* _What to produce_: Copy out, exactly as written, only the line containing "Give me the" and the lines after it through the end of the records.

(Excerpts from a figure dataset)
----------

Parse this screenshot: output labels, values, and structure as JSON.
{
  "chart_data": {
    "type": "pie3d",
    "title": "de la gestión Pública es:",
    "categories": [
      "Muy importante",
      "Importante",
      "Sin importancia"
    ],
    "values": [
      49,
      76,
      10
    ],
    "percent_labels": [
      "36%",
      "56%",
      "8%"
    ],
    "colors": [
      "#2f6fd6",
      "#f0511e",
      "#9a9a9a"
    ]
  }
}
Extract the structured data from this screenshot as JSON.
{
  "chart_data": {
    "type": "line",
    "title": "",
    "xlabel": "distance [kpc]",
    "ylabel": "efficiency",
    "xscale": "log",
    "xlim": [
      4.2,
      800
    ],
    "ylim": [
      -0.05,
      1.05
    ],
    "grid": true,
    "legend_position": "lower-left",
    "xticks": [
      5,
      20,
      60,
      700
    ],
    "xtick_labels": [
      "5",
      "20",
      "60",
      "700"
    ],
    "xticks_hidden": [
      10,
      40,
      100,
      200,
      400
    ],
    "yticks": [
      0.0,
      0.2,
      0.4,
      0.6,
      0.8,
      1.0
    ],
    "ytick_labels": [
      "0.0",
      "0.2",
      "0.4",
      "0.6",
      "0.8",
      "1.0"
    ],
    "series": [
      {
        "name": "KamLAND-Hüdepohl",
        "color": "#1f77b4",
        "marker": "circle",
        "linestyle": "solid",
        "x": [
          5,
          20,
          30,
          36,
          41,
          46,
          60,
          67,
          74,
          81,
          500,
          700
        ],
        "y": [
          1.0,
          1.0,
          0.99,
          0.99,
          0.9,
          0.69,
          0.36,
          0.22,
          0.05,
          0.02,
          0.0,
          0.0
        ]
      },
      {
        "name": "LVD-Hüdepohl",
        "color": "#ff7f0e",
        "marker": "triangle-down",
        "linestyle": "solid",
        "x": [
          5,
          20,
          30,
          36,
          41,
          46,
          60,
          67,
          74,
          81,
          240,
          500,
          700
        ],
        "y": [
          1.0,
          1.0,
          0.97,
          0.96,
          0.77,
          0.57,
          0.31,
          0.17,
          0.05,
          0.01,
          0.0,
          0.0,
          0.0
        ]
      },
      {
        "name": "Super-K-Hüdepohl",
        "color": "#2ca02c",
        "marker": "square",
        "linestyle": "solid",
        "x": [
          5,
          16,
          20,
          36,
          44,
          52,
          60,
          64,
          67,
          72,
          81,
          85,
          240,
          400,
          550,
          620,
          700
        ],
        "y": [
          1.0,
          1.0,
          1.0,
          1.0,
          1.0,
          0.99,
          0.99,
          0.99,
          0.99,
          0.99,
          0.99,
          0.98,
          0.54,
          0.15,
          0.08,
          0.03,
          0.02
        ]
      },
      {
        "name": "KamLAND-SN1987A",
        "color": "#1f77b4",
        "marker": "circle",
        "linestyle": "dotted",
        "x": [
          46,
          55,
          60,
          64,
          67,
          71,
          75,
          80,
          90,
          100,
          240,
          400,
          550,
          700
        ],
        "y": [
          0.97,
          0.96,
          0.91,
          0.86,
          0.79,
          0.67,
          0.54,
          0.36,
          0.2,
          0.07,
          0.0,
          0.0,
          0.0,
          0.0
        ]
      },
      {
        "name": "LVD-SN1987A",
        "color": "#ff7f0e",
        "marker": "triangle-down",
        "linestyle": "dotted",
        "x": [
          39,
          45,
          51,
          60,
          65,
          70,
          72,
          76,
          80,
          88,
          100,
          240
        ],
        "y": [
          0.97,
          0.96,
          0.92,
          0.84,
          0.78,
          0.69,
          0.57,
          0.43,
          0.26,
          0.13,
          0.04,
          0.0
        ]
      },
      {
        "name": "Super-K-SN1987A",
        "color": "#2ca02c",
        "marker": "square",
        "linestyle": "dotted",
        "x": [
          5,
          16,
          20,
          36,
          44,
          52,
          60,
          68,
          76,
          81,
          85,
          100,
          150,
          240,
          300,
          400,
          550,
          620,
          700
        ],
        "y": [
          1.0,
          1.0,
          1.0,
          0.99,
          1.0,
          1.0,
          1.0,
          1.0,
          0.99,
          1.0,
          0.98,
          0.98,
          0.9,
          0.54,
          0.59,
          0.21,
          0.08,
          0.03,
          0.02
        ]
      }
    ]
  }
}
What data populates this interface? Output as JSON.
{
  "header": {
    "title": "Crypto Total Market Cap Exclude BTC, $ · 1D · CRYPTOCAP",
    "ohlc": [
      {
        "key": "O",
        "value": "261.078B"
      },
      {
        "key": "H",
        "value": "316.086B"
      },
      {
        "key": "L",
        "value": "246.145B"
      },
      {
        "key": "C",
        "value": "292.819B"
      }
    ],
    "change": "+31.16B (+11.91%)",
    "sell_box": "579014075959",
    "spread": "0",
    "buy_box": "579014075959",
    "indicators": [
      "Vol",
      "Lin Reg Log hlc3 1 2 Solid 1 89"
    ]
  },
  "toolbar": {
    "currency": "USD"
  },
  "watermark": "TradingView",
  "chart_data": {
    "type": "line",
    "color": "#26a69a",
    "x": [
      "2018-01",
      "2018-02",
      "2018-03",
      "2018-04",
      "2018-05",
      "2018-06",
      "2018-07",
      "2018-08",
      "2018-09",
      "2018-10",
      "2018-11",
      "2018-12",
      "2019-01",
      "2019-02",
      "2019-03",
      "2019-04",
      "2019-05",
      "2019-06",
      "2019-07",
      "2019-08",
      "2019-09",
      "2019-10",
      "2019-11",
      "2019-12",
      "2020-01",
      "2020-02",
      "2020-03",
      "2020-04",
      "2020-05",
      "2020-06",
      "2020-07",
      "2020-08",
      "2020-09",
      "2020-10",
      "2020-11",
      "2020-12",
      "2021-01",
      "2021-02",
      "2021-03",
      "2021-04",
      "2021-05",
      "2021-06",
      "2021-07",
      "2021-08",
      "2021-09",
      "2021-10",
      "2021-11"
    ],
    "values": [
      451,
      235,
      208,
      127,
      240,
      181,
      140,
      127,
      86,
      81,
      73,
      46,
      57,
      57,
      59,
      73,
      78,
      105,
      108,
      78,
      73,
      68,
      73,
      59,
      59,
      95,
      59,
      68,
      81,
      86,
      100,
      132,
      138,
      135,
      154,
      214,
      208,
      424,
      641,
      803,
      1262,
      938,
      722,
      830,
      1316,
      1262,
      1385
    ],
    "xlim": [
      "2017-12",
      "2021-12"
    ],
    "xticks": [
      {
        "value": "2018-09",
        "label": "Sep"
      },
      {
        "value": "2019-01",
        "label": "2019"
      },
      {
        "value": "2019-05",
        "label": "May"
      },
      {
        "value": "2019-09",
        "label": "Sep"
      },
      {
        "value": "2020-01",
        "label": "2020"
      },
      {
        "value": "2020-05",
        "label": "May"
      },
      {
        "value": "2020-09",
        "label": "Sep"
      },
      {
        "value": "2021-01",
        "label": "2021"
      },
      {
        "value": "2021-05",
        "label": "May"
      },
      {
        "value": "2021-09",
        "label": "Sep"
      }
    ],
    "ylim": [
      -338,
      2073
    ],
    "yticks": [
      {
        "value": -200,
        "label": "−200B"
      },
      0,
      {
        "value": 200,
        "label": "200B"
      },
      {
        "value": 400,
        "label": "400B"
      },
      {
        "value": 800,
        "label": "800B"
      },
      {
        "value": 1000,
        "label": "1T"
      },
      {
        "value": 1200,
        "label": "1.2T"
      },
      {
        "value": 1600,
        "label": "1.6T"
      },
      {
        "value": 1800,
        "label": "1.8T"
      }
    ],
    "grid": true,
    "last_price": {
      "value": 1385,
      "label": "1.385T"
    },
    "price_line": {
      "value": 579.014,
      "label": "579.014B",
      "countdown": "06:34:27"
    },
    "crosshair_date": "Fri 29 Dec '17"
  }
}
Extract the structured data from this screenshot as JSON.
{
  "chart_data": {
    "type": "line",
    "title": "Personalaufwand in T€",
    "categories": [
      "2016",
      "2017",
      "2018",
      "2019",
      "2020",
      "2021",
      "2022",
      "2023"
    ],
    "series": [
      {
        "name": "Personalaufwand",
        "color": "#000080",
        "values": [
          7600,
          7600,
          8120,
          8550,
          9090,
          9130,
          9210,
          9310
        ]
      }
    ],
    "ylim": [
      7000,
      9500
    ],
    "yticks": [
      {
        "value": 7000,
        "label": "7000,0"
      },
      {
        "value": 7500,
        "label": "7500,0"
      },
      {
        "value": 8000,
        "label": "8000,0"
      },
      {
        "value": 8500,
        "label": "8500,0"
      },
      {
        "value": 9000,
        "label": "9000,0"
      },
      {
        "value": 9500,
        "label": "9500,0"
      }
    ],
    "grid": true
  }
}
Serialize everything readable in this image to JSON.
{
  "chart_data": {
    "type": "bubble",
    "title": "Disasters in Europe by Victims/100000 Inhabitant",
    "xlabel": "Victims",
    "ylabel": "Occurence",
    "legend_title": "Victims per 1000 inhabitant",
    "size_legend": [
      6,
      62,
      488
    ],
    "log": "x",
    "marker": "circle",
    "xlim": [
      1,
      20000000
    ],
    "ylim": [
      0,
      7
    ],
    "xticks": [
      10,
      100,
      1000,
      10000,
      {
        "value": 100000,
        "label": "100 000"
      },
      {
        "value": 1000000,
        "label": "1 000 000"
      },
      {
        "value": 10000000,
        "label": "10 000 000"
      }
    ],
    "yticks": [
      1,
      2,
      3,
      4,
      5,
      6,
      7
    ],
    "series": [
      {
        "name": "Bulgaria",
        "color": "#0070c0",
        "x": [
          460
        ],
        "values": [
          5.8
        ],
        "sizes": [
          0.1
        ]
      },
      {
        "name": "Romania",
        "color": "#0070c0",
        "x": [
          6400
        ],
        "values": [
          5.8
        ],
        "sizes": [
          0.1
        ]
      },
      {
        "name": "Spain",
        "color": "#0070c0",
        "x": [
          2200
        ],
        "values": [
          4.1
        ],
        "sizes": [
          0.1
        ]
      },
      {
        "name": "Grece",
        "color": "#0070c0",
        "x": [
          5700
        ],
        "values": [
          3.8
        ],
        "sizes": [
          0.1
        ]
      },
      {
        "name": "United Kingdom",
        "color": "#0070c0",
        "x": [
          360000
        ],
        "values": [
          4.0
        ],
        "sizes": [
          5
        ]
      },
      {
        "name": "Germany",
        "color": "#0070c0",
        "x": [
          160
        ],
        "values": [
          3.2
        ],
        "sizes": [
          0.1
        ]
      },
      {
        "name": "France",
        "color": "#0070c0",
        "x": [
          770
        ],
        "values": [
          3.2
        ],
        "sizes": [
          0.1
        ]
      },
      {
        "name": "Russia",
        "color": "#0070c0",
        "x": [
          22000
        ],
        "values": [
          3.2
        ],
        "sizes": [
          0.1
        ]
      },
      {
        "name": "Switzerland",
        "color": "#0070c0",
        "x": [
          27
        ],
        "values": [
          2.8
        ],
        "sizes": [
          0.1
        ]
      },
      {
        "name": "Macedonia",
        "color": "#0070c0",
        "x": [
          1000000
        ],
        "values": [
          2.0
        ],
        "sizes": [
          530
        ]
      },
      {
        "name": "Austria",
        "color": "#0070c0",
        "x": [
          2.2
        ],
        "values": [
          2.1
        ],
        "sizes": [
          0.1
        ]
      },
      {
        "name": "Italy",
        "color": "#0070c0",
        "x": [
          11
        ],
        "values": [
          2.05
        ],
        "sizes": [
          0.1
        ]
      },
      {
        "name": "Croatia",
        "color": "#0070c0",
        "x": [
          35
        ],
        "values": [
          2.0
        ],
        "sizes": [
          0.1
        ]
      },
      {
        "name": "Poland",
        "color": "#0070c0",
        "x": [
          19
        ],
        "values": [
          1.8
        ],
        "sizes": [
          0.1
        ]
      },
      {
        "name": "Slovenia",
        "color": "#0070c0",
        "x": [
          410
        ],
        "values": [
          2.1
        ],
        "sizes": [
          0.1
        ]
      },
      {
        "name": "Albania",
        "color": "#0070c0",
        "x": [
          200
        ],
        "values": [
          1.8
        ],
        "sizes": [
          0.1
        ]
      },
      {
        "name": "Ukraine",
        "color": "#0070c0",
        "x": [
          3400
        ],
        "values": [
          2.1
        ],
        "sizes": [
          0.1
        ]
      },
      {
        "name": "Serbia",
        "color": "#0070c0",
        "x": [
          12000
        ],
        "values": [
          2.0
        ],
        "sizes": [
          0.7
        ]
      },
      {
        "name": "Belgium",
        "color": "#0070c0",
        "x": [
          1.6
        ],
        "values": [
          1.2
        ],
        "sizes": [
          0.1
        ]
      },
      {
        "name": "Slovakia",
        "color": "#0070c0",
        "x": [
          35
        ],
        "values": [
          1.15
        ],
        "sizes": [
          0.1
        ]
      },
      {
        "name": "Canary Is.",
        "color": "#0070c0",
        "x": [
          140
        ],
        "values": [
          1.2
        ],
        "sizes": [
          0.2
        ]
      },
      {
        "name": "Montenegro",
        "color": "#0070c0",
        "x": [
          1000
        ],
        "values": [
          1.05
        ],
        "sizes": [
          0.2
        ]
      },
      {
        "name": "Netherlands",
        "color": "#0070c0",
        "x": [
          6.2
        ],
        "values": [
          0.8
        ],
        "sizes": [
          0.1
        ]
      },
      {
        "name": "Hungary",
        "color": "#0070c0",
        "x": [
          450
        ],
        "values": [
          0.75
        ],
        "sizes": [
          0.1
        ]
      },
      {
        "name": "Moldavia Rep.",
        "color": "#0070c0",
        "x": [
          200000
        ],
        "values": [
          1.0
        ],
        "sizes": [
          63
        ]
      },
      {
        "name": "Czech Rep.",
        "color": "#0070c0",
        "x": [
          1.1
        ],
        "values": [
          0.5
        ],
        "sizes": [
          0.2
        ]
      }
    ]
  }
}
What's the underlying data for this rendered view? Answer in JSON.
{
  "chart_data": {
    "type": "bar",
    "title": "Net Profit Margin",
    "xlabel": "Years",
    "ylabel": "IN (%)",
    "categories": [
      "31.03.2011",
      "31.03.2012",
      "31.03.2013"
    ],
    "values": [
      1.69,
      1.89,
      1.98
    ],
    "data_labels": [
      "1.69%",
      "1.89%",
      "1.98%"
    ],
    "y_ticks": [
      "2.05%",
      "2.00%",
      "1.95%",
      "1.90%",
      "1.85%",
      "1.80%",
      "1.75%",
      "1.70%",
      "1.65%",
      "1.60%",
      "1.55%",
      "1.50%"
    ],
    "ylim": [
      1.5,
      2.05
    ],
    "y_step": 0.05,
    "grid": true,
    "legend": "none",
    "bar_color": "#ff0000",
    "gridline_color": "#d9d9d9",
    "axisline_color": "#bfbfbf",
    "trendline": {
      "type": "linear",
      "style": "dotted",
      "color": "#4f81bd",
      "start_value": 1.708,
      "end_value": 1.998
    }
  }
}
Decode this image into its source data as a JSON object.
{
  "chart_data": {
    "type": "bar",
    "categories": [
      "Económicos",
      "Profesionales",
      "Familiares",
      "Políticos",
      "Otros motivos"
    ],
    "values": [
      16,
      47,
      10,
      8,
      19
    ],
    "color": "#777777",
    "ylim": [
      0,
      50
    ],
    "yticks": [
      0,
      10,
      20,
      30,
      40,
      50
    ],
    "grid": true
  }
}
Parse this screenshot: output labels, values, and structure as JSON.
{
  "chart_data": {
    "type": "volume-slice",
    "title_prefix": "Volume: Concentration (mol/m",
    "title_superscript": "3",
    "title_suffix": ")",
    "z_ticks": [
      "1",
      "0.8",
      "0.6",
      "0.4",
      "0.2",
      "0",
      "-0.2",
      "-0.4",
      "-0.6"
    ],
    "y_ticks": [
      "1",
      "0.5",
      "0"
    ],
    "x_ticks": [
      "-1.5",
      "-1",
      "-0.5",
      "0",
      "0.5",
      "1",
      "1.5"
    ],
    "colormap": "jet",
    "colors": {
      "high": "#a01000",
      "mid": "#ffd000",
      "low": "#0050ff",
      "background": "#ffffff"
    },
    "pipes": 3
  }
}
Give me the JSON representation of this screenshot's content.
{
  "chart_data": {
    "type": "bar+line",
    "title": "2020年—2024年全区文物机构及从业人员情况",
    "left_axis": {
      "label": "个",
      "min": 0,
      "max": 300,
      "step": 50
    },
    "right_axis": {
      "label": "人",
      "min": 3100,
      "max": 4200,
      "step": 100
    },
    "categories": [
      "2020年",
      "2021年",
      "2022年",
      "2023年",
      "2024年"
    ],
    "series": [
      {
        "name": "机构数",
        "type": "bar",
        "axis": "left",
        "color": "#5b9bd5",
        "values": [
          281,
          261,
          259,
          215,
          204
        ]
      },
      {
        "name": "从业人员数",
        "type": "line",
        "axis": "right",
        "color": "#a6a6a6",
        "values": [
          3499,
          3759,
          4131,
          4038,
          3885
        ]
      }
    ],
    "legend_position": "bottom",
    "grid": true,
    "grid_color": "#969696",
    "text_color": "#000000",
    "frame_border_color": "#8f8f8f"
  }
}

----------

* _Written answer_:
Give me the JSON representation of this screenshot's content.
{
  "chart_data": {
    "type": "bar+line",
    "title": "2020年—2024年全区文物机构及从业人员情况",
    "left_axis": {
      "label": "个",
      "min": 0,
      "max": 300,
      "step": 50
    },
    "right_axis": {
      "label": "人",
      "min": 3100,
      "max": 4200,
      "step": 100
    },
    "categories": [
      "2020年",
      "2021年",
      "2022年",
      "2023年",
      "2024年"
    ],
    "series": [
      {
        "name": "机构数",
        "type": "bar",
        "axis": "left",
        "color": "#5b9bd5",
        "values": [
          281,
          261,
          259,
          215,
          204
        ]
      },
      {
        "name": "从业人员数",
        "type": "line",
        "axis": "right",
        "color": "#a6a6a6",
        "values": [
          3499,
          3759,
          4131,
          4038,
          3885
        ]
      }
    ],
    "legend_position": "bottom",
    "grid": true,
    "grid_color": "#969696",
    "text_color": "#000000",
    "frame_border_color": "#8f8f8f"
  }
}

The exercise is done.